Work to be completed:
Count every line in the data below where "favorite" occurs, then state that number and nothing more.
··· Records shown ···
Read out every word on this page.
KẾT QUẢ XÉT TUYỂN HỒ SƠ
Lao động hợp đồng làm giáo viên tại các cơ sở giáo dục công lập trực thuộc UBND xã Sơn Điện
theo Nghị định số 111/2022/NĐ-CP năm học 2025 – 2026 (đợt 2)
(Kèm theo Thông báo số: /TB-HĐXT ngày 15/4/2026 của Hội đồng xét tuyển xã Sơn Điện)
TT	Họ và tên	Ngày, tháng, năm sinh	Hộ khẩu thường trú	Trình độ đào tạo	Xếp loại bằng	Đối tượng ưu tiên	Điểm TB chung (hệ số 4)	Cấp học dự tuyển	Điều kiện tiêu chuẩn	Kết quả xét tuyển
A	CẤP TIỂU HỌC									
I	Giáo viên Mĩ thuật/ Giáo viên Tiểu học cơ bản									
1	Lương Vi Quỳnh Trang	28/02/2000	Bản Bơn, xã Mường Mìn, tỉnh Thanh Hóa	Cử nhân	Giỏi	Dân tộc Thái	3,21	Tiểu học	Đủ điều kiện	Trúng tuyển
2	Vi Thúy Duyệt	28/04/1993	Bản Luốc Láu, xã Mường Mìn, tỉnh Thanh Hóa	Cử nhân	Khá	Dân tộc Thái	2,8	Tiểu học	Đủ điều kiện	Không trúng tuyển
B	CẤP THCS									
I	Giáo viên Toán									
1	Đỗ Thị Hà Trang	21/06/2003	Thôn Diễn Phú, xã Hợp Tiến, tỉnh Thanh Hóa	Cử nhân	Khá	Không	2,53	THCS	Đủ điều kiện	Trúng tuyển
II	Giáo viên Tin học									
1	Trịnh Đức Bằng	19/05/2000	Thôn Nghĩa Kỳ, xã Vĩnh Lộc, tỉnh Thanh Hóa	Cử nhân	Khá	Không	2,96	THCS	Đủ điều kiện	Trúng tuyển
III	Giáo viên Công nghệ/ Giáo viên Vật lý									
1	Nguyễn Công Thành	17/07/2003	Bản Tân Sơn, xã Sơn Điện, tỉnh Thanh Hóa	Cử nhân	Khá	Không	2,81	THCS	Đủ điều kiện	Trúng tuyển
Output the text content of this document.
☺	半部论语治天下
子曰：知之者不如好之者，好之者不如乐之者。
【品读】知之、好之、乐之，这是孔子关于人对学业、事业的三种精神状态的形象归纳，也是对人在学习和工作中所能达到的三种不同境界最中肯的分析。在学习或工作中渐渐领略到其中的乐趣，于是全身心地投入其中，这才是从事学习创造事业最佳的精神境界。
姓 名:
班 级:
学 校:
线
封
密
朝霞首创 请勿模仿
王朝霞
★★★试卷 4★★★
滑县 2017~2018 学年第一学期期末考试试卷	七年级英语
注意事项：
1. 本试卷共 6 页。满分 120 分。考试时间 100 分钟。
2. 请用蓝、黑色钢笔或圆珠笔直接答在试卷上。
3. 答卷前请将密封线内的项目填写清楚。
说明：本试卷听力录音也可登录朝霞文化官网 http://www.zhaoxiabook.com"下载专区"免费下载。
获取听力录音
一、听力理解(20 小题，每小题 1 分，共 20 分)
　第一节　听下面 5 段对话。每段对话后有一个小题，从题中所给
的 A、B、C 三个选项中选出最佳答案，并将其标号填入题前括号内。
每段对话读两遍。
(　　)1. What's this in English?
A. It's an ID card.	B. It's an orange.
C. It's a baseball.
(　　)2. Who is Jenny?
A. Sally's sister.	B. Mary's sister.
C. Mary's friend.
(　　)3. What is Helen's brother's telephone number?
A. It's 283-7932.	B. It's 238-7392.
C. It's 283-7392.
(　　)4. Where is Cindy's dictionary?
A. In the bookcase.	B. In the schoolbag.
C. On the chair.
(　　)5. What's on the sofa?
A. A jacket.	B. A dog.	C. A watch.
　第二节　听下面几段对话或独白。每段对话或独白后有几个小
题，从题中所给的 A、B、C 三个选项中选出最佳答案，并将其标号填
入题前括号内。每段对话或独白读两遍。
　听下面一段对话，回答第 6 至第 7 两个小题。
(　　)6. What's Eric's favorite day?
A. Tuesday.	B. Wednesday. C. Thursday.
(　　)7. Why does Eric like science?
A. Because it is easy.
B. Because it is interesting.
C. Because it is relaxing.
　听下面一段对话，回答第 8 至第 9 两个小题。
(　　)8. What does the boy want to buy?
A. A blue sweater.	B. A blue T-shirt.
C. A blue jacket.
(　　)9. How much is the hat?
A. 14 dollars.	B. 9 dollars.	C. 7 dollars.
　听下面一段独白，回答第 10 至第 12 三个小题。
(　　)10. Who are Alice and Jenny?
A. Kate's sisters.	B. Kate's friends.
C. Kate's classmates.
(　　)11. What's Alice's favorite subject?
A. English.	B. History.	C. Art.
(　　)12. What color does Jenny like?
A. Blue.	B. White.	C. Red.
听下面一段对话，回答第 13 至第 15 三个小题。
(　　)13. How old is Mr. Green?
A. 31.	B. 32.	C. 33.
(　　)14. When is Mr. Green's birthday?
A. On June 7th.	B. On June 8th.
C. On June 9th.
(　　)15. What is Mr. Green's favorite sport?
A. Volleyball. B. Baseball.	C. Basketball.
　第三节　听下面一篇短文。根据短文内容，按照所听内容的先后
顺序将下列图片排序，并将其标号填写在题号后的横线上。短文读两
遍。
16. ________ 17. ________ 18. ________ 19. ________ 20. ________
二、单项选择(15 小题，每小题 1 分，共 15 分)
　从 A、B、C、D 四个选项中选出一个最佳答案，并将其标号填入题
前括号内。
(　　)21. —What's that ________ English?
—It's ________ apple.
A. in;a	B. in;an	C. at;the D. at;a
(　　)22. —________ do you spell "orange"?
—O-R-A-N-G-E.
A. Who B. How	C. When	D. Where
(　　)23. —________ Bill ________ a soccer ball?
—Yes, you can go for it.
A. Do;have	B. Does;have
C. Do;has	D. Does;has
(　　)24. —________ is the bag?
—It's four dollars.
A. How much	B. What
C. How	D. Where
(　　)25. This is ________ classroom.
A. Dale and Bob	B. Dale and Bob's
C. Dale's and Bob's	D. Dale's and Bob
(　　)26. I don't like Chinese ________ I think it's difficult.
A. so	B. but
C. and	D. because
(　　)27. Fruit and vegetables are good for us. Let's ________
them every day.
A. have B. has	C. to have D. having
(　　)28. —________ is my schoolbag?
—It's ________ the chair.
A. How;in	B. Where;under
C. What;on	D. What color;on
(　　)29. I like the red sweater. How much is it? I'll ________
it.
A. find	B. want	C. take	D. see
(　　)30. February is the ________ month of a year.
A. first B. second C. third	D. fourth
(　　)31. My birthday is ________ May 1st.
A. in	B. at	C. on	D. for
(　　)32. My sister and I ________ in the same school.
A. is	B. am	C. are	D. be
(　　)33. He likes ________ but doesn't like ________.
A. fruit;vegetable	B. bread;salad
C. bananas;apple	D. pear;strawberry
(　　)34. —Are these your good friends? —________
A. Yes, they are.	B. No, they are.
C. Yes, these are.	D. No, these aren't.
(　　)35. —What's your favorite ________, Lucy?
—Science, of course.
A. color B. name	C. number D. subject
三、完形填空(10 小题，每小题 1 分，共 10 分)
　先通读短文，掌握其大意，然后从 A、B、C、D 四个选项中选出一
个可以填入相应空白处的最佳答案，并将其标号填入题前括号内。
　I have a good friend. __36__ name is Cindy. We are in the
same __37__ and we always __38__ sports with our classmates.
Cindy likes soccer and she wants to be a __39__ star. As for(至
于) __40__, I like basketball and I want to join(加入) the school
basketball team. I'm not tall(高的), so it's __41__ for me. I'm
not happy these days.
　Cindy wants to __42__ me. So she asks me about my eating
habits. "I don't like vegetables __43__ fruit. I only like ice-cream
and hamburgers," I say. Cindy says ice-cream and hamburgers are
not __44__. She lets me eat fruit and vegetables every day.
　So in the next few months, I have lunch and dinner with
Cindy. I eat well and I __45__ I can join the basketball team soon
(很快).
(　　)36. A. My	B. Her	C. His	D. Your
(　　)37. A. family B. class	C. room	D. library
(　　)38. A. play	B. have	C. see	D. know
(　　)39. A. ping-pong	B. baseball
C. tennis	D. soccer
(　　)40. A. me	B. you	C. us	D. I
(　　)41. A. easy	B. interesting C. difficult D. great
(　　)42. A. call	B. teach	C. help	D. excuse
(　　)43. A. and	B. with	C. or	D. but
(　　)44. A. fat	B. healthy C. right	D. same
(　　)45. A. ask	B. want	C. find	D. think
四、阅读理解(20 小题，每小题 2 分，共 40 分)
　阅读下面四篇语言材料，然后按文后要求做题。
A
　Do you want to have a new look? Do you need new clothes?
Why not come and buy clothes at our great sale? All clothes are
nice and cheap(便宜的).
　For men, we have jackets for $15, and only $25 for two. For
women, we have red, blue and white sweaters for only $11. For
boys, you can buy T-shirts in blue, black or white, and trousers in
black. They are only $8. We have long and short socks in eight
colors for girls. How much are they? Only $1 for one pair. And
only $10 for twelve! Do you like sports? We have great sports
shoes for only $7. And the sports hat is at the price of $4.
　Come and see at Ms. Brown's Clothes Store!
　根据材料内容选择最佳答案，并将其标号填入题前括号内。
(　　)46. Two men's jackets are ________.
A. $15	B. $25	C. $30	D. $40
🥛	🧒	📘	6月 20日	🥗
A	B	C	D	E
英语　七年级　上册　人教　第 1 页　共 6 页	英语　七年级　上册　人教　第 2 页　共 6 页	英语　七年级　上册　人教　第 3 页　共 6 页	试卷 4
···
Task output:
4